Task requirements:
Copy each line below that contains "个图案有".

[Extracted data entries]

################

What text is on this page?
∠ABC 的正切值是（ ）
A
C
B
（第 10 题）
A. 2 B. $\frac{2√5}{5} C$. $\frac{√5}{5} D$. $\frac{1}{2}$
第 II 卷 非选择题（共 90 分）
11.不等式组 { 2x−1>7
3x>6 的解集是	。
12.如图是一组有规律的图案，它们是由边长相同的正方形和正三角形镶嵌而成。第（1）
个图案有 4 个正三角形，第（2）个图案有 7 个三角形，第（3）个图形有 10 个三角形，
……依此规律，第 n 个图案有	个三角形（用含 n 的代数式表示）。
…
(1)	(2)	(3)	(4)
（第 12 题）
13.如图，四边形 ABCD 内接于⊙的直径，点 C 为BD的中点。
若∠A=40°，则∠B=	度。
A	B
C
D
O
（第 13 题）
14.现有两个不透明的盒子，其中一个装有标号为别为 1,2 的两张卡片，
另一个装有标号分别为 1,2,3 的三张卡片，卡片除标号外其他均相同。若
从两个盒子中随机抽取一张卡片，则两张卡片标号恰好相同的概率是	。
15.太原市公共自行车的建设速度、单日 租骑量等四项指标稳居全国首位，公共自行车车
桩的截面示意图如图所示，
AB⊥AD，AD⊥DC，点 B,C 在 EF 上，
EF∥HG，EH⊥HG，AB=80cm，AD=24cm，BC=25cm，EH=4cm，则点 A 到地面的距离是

################

Solution for this problem:
个图案有 4 个正三角形，第（2）个图案有 7 个三角形，第（3）个图形有 10 个三角形，
……依此规律，第 n 个图案有	个三角形（用含 n 的代数式表示）。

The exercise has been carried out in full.